§ **PROMPT**:
Output the records exactly as they appear, with no pictures included.
*** EXERCISE DATA
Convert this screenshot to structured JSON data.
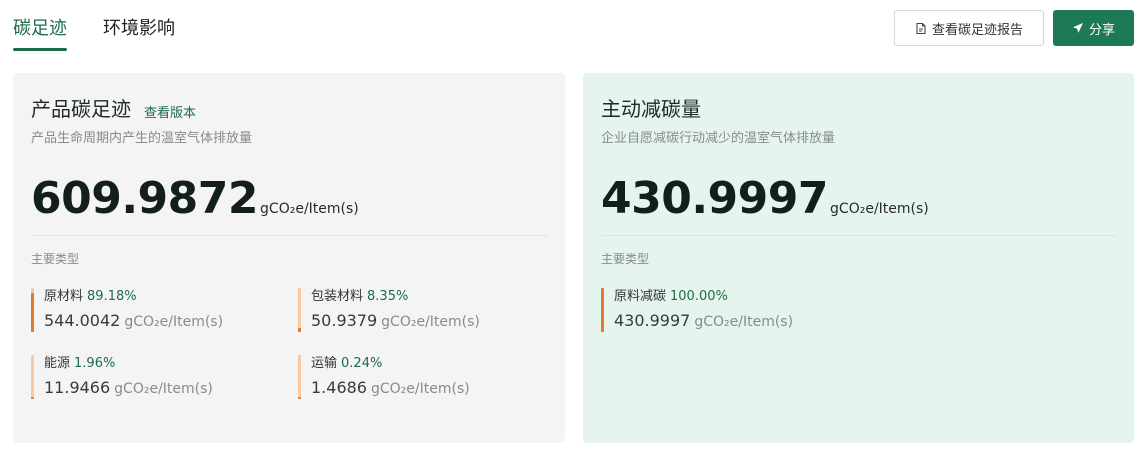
{
  "tabs": [
    {
      "label": "碳足迹",
      "active": true
    },
    {
      "label": "环境影响",
      "active": false
    }
  ],
  "toolbar": {
    "report_label": "查看碳足迹报告",
    "report_icon": "document-icon",
    "share_label": "分享",
    "share_icon": "send-icon"
  },
  "colors": {
    "brand": "#1e6b4a",
    "button": "#1e7a55",
    "bar_track": "#f9c9a3",
    "bar_fill": "#e07b2d",
    "left_card_bg": "#f4f4f4",
    "right_card_bg": "#e5f5ee"
  },
  "product": {
    "title": "产品碳足迹",
    "link": "查看版本",
    "subtitle": "产品生命周期内产生的温室气体排放量",
    "value": "609.9872",
    "unit": "gCO₂e/Item(s)",
    "section": "主要类型",
    "items": [
      {
        "name": "原材料",
        "pct": "89.18%",
        "fraction": 0.8918,
        "value": "544.0042",
        "unit": "gCO₂e/Item(s)"
      },
      {
        "name": "包装材料",
        "pct": "8.35%",
        "fraction": 0.0835,
        "value": "50.9379",
        "unit": "gCO₂e/Item(s)"
      },
      {
        "name": "能源",
        "pct": "1.96%",
        "fraction": 0.0196,
        "value": "11.9466",
        "unit": "gCO₂e/Item(s)"
      },
      {
        "name": "运输",
        "pct": "0.24%",
        "fraction": 0.0024,
        "value": "1.4686",
        "unit": "gCO₂e/Item(s)"
      }
    ]
  },
  "reduction": {
    "title": "主动减碳量",
    "subtitle": "企业自愿减碳行动减少的温室气体排放量",
    "value": "430.9997",
    "unit": "gCO₂e/Item(s)",
    "section": "主要类型",
    "items": [
      {
        "name": "原料减碳",
        "pct": "100.00%",
        "fraction": 1.0,
        "value": "430.9997",
        "unit": "gCO₂e/Item(s)"
      }
    ]
  }
}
******
§ **SOLVED EXERCISE**:
Convert this screenshot to structured JSON data.
{
  "tabs": [
    {
      "label": "碳足迹",
      "active": true
    },
    {
      "label": "环境影响",
      "active": false
    }
  ],
  "toolbar": {
    "report_label": "查看碳足迹报告",
    "report_icon": "document-icon",
    "share_label": "分享",
    "share_icon": "send-icon"
  },
  "colors": {
    "brand": "#1e6b4a",
    "button": "#1e7a55",
    "bar_track": "#f9c9a3",
    "bar_fill": "#e07b2d",
    "left_card_bg": "#f4f4f4",
    "right_card_bg": "#e5f5ee"
  },
  "product": {
    "title": "产品碳足迹",
    "link": "查看版本",
    "subtitle": "产品生命周期内产生的温室气体排放量",
    "value": "609.9872",
    "unit": "gCO₂e/Item(s)",
    "section": "主要类型",
    "items": [
      {
        "name": "原材料",
        "pct": "89.18%",
        "fraction": 0.8918,
        "value": "544.0042",
        "unit": "gCO₂e/Item(s)"
      },
      {
        "name": "包装材料",
        "pct": "8.35%",
        "fraction": 0.0835,
        "value": "50.9379",
        "unit": "gCO₂e/Item(s)"
      },
      {
        "name": "能源",
        "pct": "1.96%",
        "fraction": 0.0196,
        "value": "11.9466",
        "unit": "gCO₂e/Item(s)"
      },
      {
        "name": "运输",
        "pct": "0.24%",
        "fraction": 0.0024,
        "value": "1.4686",
        "unit": "gCO₂e/Item(s)"
      }
    ]
  },
  "reduction": {
    "title": "主动减碳量",
    "subtitle": "企业自愿减碳行动减少的温室气体排放量",
    "value": "430.9997",
    "unit": "gCO₂e/Item(s)",
    "section": "主要类型",
    "items": [
      {
        "name": "原料减碳",
        "pct": "100.00%",
        "fraction": 1.0,
        "value": "430.9997",
        "unit": "gCO₂e/Item(s)"
      }
    ]
  }
}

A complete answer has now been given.